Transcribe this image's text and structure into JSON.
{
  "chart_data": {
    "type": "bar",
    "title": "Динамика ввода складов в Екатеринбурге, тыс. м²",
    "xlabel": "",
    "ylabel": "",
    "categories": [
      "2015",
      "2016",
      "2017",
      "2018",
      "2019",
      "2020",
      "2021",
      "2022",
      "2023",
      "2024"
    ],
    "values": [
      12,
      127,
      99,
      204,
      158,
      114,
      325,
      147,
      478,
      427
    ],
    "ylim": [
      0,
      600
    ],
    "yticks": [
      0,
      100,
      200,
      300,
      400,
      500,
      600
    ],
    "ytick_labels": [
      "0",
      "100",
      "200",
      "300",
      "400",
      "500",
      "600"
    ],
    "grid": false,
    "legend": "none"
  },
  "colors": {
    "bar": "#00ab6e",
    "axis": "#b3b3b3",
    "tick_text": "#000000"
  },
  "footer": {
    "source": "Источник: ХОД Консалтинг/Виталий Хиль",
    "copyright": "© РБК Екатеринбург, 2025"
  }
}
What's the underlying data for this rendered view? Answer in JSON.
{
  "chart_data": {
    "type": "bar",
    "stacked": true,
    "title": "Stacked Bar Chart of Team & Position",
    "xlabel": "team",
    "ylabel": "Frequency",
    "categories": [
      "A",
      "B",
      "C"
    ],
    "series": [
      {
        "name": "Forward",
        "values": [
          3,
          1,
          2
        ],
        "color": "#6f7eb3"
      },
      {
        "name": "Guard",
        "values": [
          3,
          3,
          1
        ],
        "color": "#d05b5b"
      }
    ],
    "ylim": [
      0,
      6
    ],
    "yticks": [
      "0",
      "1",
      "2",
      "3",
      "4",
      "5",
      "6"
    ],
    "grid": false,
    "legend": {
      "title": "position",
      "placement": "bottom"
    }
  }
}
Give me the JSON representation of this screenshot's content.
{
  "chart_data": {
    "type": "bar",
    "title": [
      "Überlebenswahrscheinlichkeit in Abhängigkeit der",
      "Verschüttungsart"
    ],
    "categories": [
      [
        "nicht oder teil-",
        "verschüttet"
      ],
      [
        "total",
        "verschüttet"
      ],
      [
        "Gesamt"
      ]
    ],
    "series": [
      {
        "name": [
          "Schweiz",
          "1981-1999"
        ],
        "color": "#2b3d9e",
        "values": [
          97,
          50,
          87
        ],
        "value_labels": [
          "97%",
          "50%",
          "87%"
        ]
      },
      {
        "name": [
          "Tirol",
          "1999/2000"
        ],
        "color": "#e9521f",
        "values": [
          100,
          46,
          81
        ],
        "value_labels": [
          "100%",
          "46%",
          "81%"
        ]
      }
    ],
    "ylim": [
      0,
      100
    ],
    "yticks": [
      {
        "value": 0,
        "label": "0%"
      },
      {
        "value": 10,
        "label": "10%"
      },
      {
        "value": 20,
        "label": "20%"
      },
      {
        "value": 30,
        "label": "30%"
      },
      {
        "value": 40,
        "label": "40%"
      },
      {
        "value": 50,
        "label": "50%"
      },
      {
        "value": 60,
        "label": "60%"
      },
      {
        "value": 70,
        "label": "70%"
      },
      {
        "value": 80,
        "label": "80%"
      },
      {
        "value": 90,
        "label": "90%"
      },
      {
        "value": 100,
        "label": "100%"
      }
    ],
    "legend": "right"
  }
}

* Exercise prompt:
Go through the material and copy out every line with "title" in it.

* Expected answer:
    "title": "Динамика ввода складов в Екатеринбурге, тыс. м²",
    "title": "Stacked Bar Chart of Team & Position",
      "title": "position",
    "title": [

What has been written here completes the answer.